### What you need to do
Find each line containing the word "public" and report how many there are. Add nothing else.

** Begin The data **

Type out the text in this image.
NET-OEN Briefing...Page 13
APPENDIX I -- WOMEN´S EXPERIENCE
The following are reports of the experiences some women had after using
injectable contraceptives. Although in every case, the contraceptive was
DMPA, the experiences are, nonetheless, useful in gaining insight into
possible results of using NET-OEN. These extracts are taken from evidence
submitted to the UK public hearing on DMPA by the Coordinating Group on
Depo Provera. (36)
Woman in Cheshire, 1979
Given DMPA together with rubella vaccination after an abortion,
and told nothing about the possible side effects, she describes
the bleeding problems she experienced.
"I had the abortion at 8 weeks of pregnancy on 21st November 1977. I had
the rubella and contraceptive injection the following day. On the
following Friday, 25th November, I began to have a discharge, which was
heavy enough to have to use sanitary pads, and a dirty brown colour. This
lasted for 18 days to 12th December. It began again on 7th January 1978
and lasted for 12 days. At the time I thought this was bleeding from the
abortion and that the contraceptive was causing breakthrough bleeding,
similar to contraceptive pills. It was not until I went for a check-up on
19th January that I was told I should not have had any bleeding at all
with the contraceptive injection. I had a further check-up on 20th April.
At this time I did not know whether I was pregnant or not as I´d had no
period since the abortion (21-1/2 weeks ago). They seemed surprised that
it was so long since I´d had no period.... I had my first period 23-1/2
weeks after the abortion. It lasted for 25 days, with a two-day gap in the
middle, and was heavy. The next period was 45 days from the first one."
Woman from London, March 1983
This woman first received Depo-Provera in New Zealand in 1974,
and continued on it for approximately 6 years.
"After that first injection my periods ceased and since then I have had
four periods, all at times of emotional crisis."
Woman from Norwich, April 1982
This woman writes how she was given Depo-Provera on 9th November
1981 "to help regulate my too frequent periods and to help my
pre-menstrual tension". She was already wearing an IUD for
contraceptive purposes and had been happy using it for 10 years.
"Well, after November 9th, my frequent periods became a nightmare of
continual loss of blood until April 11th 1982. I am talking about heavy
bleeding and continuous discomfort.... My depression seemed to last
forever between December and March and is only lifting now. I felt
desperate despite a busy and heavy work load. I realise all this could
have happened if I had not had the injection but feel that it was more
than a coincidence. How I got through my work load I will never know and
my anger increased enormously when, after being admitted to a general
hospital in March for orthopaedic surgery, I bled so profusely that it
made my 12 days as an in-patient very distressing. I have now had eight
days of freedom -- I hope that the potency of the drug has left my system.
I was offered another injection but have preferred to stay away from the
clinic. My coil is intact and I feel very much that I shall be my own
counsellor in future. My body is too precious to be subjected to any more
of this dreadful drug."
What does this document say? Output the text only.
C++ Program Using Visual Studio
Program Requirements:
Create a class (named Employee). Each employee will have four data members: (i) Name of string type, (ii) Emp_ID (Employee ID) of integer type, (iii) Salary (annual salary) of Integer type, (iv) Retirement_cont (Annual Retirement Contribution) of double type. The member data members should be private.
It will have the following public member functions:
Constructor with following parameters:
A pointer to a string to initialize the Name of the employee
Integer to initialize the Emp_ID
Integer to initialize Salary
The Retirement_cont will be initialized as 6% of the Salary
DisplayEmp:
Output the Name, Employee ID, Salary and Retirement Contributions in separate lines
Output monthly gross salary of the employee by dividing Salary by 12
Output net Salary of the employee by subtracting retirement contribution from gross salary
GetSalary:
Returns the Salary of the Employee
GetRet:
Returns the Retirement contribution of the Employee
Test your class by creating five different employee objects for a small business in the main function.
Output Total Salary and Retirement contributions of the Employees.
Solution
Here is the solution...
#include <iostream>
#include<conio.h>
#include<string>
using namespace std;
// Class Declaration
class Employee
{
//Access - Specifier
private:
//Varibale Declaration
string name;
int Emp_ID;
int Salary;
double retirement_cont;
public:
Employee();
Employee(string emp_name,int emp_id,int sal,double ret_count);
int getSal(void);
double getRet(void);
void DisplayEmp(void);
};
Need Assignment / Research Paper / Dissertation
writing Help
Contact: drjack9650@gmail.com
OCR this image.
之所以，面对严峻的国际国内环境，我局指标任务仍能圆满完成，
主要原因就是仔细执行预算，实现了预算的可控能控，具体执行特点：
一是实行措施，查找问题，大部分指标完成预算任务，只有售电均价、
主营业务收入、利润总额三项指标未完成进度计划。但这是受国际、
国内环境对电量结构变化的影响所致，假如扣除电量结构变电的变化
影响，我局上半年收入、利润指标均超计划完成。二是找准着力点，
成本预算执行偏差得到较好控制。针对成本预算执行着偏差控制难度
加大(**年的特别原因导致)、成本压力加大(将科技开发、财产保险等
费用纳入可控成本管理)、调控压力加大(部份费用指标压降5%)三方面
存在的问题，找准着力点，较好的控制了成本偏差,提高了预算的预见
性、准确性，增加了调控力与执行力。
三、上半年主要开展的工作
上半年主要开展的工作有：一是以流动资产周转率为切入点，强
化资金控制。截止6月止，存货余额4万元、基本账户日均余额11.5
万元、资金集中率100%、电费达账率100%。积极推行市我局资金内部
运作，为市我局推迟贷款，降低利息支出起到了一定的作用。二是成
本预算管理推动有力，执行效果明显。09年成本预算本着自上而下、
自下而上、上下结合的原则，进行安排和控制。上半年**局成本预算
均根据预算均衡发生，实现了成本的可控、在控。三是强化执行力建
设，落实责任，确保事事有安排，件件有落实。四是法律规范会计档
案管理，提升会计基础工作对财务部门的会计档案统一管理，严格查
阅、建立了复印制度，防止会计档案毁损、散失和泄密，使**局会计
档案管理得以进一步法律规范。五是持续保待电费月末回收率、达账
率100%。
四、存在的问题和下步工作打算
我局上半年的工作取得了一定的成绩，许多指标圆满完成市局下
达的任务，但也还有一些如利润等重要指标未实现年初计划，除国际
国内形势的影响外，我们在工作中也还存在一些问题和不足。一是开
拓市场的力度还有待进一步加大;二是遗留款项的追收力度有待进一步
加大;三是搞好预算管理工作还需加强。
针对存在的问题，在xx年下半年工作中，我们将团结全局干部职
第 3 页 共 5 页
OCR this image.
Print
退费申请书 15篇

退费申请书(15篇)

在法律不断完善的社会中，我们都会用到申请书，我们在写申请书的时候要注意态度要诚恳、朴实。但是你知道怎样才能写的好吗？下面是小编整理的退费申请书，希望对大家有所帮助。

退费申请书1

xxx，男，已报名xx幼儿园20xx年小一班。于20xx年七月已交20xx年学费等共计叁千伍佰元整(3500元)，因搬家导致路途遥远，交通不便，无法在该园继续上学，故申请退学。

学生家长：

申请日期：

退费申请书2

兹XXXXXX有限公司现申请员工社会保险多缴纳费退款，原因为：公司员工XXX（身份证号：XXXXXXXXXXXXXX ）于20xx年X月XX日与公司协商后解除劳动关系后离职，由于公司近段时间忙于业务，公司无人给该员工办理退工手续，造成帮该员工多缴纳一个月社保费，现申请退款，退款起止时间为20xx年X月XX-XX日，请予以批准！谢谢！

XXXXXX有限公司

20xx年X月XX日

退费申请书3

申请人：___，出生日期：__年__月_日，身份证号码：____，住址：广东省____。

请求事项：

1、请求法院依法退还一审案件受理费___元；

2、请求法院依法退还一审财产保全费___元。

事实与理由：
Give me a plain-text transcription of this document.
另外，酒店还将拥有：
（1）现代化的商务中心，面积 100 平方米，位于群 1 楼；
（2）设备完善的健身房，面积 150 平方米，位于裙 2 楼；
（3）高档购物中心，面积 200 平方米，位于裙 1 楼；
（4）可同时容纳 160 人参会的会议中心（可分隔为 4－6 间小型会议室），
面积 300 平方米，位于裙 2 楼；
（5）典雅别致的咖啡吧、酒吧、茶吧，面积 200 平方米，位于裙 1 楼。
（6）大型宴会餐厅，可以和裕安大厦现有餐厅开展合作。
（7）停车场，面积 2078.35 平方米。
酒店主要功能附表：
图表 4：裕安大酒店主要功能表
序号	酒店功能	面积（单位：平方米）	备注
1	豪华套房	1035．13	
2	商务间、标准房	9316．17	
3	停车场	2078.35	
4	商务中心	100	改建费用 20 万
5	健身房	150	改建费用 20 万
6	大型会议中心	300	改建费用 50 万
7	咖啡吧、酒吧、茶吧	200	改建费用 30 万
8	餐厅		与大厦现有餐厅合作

** End The data **

### Response to the exercise
3